Ejercicio propuesto: Continúa, por favor, el texto sobre la dependencia económica de América Latina a partir de su última oración.

Texto proporcionado:
----

Transitó por un proceso de sustitución de importaciones, pero se especializó en
exportaciones primarias y productos de bajo contenido tecnológico.
La proximidad con
el Sudeste Asiático fue determinante de esa reconversión. Además, su economía
siempre fue ajena a la complementariedad agrícola (y consiguiente rivalidad),
que mantuvo Argentina con Estados Unidos (Schteingart, 2016).
En el plano interno
Australia ha preservado una estructura relativamente igualitaria y nunca
afrontó las tensiones sociales de cualquier país sudamericano. Contó con una
gran financiación externa por su activa participación en la guerra fría. La
relación privilegiada con Inglaterra evolucionó hacia una estrecha asociación
imperial con Estados Unidos (DSP, 2001). Comparaciones del mismo tipo podrían
extenderse a Canadá.
Las diferencias de
esos países con América Latina no invalidan el contrapunto. Esa contraposición
abre un importante campo de estudios para la teoría marxista de la dependencia.
Es decisivo evaluar cómo impacta el manejo de la renta sobre el desarrollo.
LA RELACIÓN CON CHINA
El gran salto
registrado en el intercambio comercial con China ilustra otra dimensión
contemporánea de la dependencia. El total de transacciones pasó de 10.000
millones (2000) a 240.000 millones de dólares (2015), bajo un signo de total
asimetría. La región exporta simples materias primas a cambio de manufacturas (Emmerich, 2015).
China no sólo
provee bienes industriales. También arrebata a América Latina los mercados de
esos productos. La gravitación del flujo comercial entre ambas regiones es
totalmente desigual. Mientras que México y Brasil se ubican entre los 25
principales importadores de mercancías chinas, sus ventas sólo representan el
1% de las adquisiciones de la nueva potencia (Salama, 2012b).

----

Datos proporcionados:
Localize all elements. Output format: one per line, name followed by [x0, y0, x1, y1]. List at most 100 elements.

----

Respuesta al ejercicio:
El nuevo coloso
expande también sus inversiones en forma vertiginosa, sin ninguna consideración
inversa hacia las empresas Mutilatinas. Todos sus emprendimientos se concentran
en la captura de recursos naturales. Aporta fondos para prospecciones
petroleras, perforaciones mineras y proyectos agrícolas. Mejora los puertos y
las rutas para garantizar el transporte de los bienes primarios. Pero siempre
impone estrictas cláusulas de provisión de insumos y nunca contempla
transferencias de tecnología.
China impulsa, además,
convenios de libre-comercio para asegurar su predominio. Con el logrado status
de “economía de mercado” bloquea cualquier protección local al ingreso de sus
productos. Resguarda esa expansión con préstamos, que ya superan el monto otorgado
por los dos tradicionales financiadores de la economía latinoamericana (FMI y
Banco Mundial). Sólo África compite en subordinación al nuevo mandante
económico.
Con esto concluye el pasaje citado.